## Start

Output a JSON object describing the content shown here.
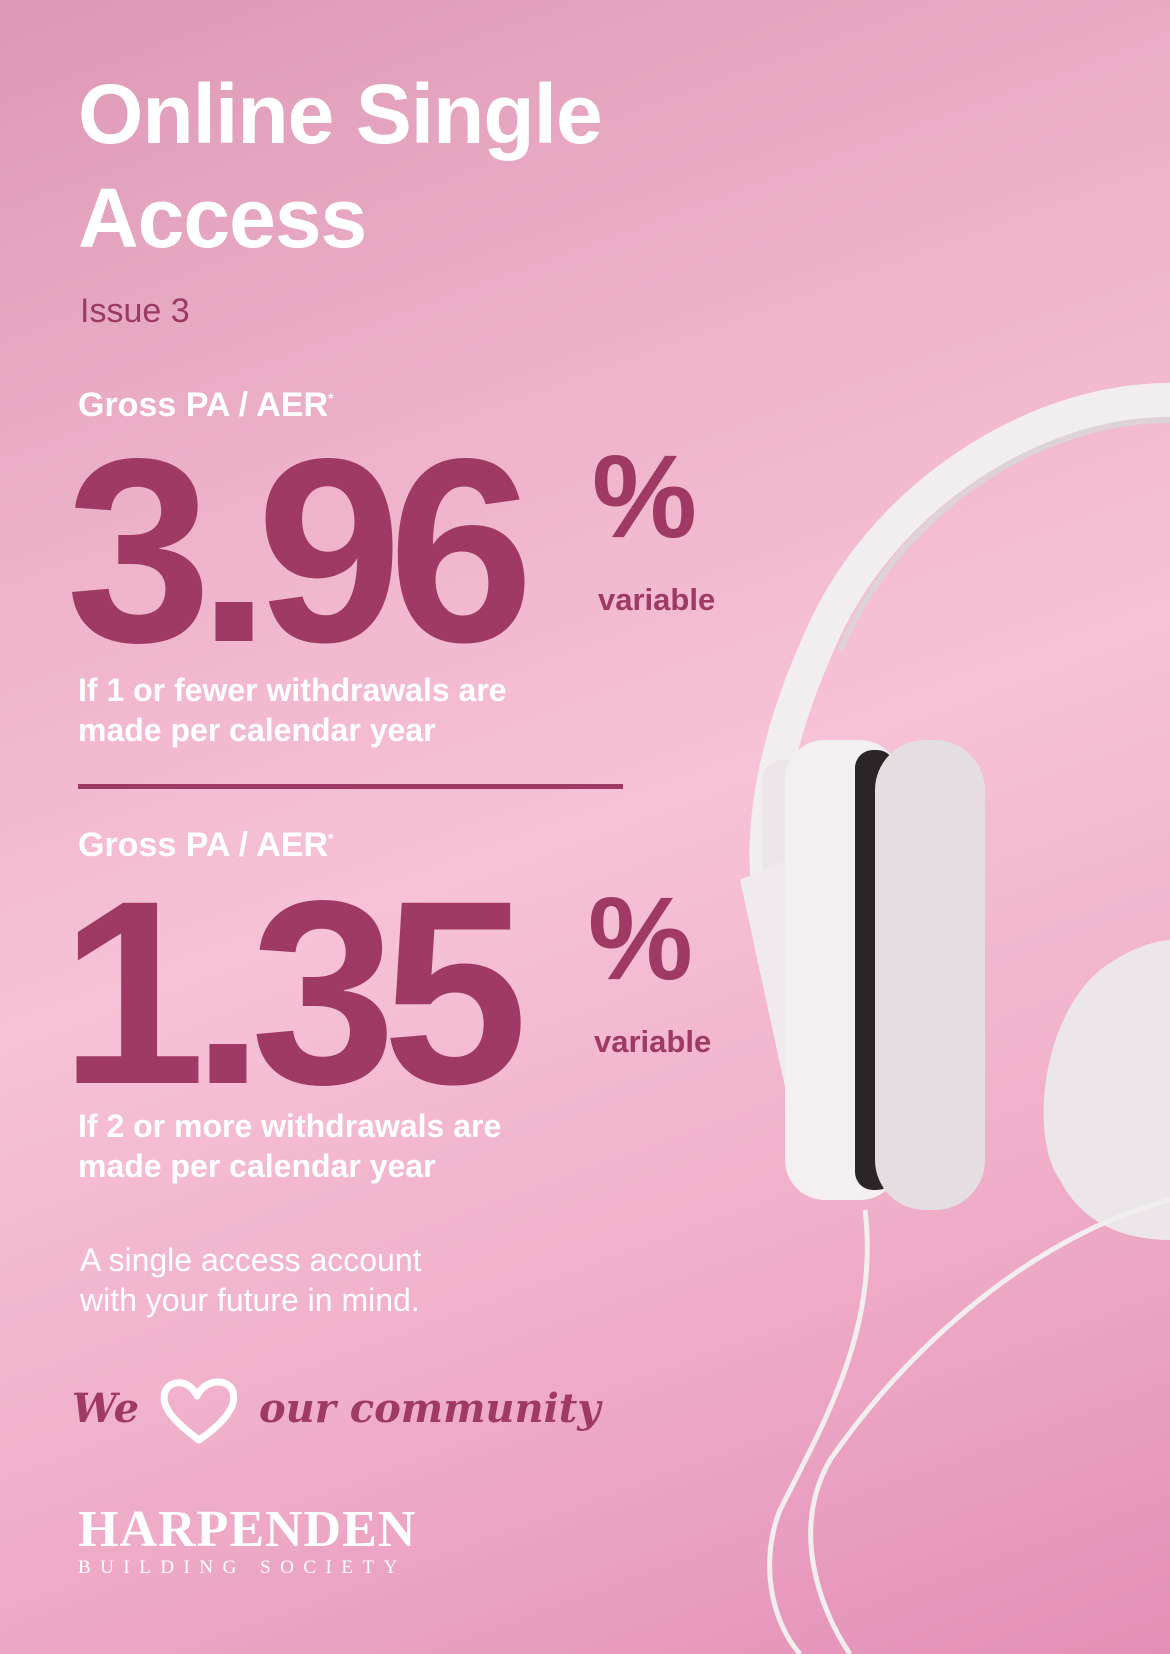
{
  "title_lines": [
    "Online Single",
    "Access"
  ],
  "issue": "Issue 3",
  "rates": [
    {
      "label": "Gross PA / AER",
      "asterisk": "*",
      "value": "3.96",
      "unit": "%",
      "type": "variable",
      "condition_lines": [
        "If 1 or fewer withdrawals are",
        "made per calendar year"
      ]
    },
    {
      "label": "Gross PA / AER",
      "asterisk": "*",
      "value": "1.35",
      "unit": "%",
      "type": "variable",
      "condition_lines": [
        "If 2 or more withdrawals are",
        "made per calendar year"
      ]
    }
  ],
  "tagline_lines": [
    "A single access account",
    "with your future in mind."
  ],
  "slogan": {
    "before": "We",
    "after": "our community",
    "icon": "heart-icon"
  },
  "brand": {
    "name": "HARPENDEN",
    "sub": "BUILDING SOCIETY"
  },
  "colors": {
    "accent": "#9e3a63",
    "text_light": "#ffffff",
    "background": "#f4bcd3"
  }
}
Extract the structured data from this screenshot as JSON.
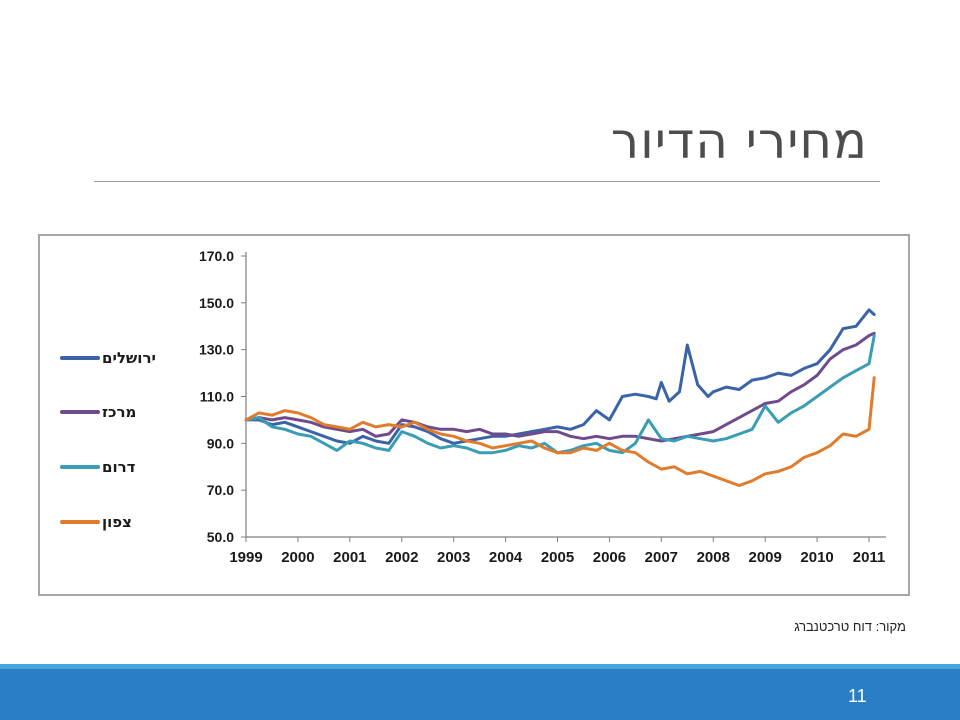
{
  "slide": {
    "title": "מחירי הדיור",
    "source": "מקור: דוח טרכטנברג",
    "page_number": "11"
  },
  "chart_data": {
    "type": "line",
    "title": "",
    "xlabel": "",
    "ylabel": "",
    "ylim": [
      50,
      170
    ],
    "xlim": [
      1999,
      2011.25
    ],
    "yticks": [
      "170.0",
      "150.0",
      "130.0",
      "110.0",
      "90.0",
      "70.0",
      "50.0"
    ],
    "xticks": [
      "1999",
      "2000",
      "2001",
      "2002",
      "2003",
      "2004",
      "2005",
      "2006",
      "2007",
      "2008",
      "2009",
      "2010",
      "2011"
    ],
    "grid": false,
    "legend_position": "left",
    "series": [
      {
        "name": "ירושלים",
        "color": "#3a63a8",
        "x": [
          1999.0,
          1999.25,
          1999.5,
          1999.75,
          2000.0,
          2000.25,
          2000.5,
          2000.75,
          2001.0,
          2001.25,
          2001.5,
          2001.75,
          2002.0,
          2002.25,
          2002.5,
          2002.75,
          2003.0,
          2003.25,
          2003.5,
          2003.75,
          2004.0,
          2004.25,
          2004.5,
          2004.75,
          2005.0,
          2005.25,
          2005.5,
          2005.75,
          2006.0,
          2006.25,
          2006.5,
          2006.75,
          2006.9,
          2007.0,
          2007.15,
          2007.35,
          2007.5,
          2007.7,
          2007.9,
          2008.0,
          2008.25,
          2008.5,
          2008.75,
          2009.0,
          2009.25,
          2009.5,
          2009.75,
          2010.0,
          2010.25,
          2010.5,
          2010.75,
          2011.0,
          2011.1
        ],
        "values": [
          100,
          100,
          98,
          99,
          97,
          95,
          93,
          91,
          90,
          93,
          91,
          90,
          98,
          97,
          95,
          92,
          90,
          91,
          92,
          93,
          93,
          94,
          95,
          96,
          97,
          96,
          98,
          104,
          100,
          110,
          111,
          110,
          109,
          116,
          108,
          112,
          132,
          115,
          110,
          112,
          114,
          113,
          117,
          118,
          120,
          119,
          122,
          124,
          130,
          139,
          140,
          147,
          145
        ]
      },
      {
        "name": "מרכז",
        "color": "#704b8c",
        "x": [
          1999.0,
          1999.25,
          1999.5,
          1999.75,
          2000.0,
          2000.25,
          2000.5,
          2000.75,
          2001.0,
          2001.25,
          2001.5,
          2001.75,
          2002.0,
          2002.25,
          2002.5,
          2002.75,
          2003.0,
          2003.25,
          2003.5,
          2003.75,
          2004.0,
          2004.25,
          2004.5,
          2004.75,
          2005.0,
          2005.25,
          2005.5,
          2005.75,
          2006.0,
          2006.25,
          2006.5,
          2006.75,
          2007.0,
          2007.25,
          2007.5,
          2007.75,
          2008.0,
          2008.25,
          2008.5,
          2008.75,
          2009.0,
          2009.25,
          2009.5,
          2009.75,
          2010.0,
          2010.25,
          2010.5,
          2010.75,
          2011.0,
          2011.1
        ],
        "values": [
          100,
          101,
          100,
          101,
          100,
          99,
          97,
          96,
          95,
          96,
          93,
          94,
          100,
          99,
          97,
          96,
          96,
          95,
          96,
          94,
          94,
          93,
          94,
          95,
          95,
          93,
          92,
          93,
          92,
          93,
          93,
          92,
          91,
          92,
          93,
          94,
          95,
          98,
          101,
          104,
          107,
          108,
          112,
          115,
          119,
          126,
          130,
          132,
          136,
          137
        ]
      },
      {
        "name": "דרום",
        "color": "#3a9db5",
        "x": [
          1999.0,
          1999.25,
          1999.5,
          1999.75,
          2000.0,
          2000.25,
          2000.5,
          2000.75,
          2001.0,
          2001.25,
          2001.5,
          2001.75,
          2002.0,
          2002.25,
          2002.5,
          2002.75,
          2003.0,
          2003.25,
          2003.5,
          2003.75,
          2004.0,
          2004.25,
          2004.5,
          2004.75,
          2005.0,
          2005.25,
          2005.5,
          2005.75,
          2006.0,
          2006.25,
          2006.5,
          2006.75,
          2007.0,
          2007.25,
          2007.5,
          2007.75,
          2008.0,
          2008.25,
          2008.5,
          2008.75,
          2009.0,
          2009.25,
          2009.5,
          2009.75,
          2010.0,
          2010.25,
          2010.5,
          2010.75,
          2011.0,
          2011.1
        ],
        "values": [
          100,
          101,
          97,
          96,
          94,
          93,
          90,
          87,
          91,
          90,
          88,
          87,
          95,
          93,
          90,
          88,
          89,
          88,
          86,
          86,
          87,
          89,
          88,
          90,
          86,
          87,
          89,
          90,
          87,
          86,
          90,
          100,
          92,
          91,
          93,
          92,
          91,
          92,
          94,
          96,
          106,
          99,
          103,
          106,
          110,
          114,
          118,
          121,
          124,
          136
        ]
      },
      {
        "name": "צפון",
        "color": "#e07c2e",
        "x": [
          1999.0,
          1999.25,
          1999.5,
          1999.75,
          2000.0,
          2000.25,
          2000.5,
          2000.75,
          2001.0,
          2001.25,
          2001.5,
          2001.75,
          2002.0,
          2002.25,
          2002.5,
          2002.75,
          2003.0,
          2003.25,
          2003.5,
          2003.75,
          2004.0,
          2004.25,
          2004.5,
          2004.75,
          2005.0,
          2005.25,
          2005.5,
          2005.75,
          2006.0,
          2006.25,
          2006.5,
          2006.75,
          2007.0,
          2007.25,
          2007.5,
          2007.75,
          2008.0,
          2008.25,
          2008.5,
          2008.75,
          2009.0,
          2009.25,
          2009.5,
          2009.75,
          2010.0,
          2010.25,
          2010.5,
          2010.75,
          2011.0,
          2011.1
        ],
        "values": [
          100,
          103,
          102,
          104,
          103,
          101,
          98,
          97,
          96,
          99,
          97,
          98,
          97,
          99,
          96,
          94,
          93,
          91,
          90,
          88,
          89,
          90,
          91,
          88,
          86,
          86,
          88,
          87,
          90,
          87,
          86,
          82,
          79,
          80,
          77,
          78,
          76,
          74,
          72,
          74,
          77,
          78,
          80,
          84,
          86,
          89,
          94,
          93,
          96,
          118
        ]
      }
    ]
  }
}
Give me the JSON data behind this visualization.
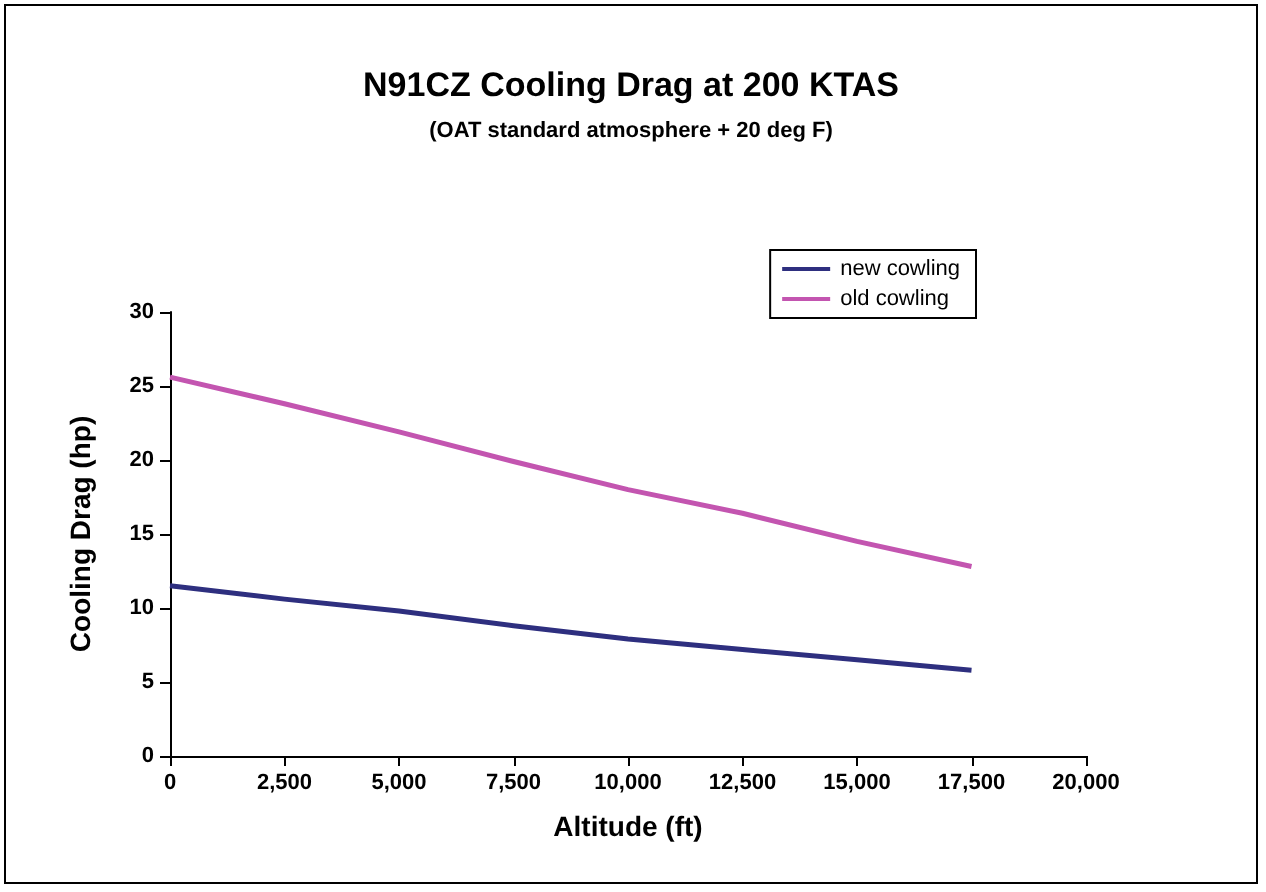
{
  "chart_data": {
    "type": "line",
    "title": "N91CZ Cooling Drag at 200 KTAS",
    "subtitle": "(OAT standard atmosphere + 20 deg F)",
    "xlabel": "Altitude (ft)",
    "ylabel": "Cooling Drag (hp)",
    "x": [
      0,
      2500,
      5000,
      7500,
      10000,
      12500,
      15000,
      17500
    ],
    "series": [
      {
        "name": "new cowling",
        "color": "#2e2f7f",
        "values": [
          11.5,
          10.6,
          9.8,
          8.8,
          7.9,
          7.2,
          6.5,
          5.8
        ]
      },
      {
        "name": "old cowling",
        "color": "#c355b0",
        "values": [
          25.6,
          23.8,
          21.9,
          19.9,
          18.0,
          16.4,
          14.5,
          12.8
        ]
      }
    ],
    "xlim": [
      0,
      20000
    ],
    "xticks": [
      {
        "value": 0,
        "label": "0"
      },
      {
        "value": 2500,
        "label": "2,500"
      },
      {
        "value": 5000,
        "label": "5,000"
      },
      {
        "value": 7500,
        "label": "7,500"
      },
      {
        "value": 10000,
        "label": "10,000"
      },
      {
        "value": 12500,
        "label": "12,500"
      },
      {
        "value": 15000,
        "label": "15,000"
      },
      {
        "value": 17500,
        "label": "17,500"
      },
      {
        "value": 20000,
        "label": "20,000"
      }
    ],
    "ylim": [
      0,
      30
    ],
    "yticks": [
      0,
      5,
      10,
      15,
      20,
      25,
      30
    ],
    "grid": false,
    "legend": "top right",
    "marker": "none",
    "line_style": "solid"
  }
}
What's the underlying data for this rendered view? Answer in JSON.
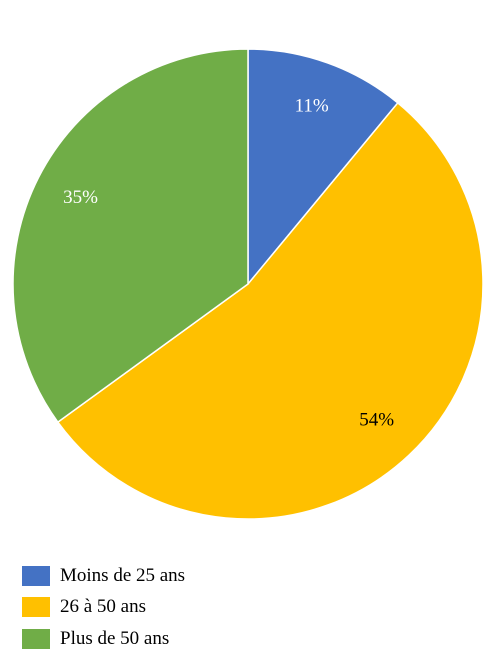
{
  "chart_data": {
    "type": "pie",
    "categories": [
      "Moins de 25 ans",
      "26 à 50 ans",
      "Plus de 50 ans"
    ],
    "values": [
      11,
      54,
      35
    ],
    "labels": [
      "11%",
      "54%",
      "35%"
    ],
    "colors": [
      "#4472C4",
      "#FFC000",
      "#70AD47"
    ],
    "label_colors": [
      "#ffffff",
      "#000000",
      "#ffffff"
    ],
    "start_angle_deg": 0,
    "direction": "clockwise",
    "legend_position": "bottom-left"
  }
}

## End

### Given exercise
Look through the records and gather every line containing "name".

### Reply
    "name": "HARPENDEN",
        "name": "ירושלים",
        "name": "מרכז",
        "name": "דרום",
        "name": "צפון",
        "name": "new cowling",
        "name": "old cowling",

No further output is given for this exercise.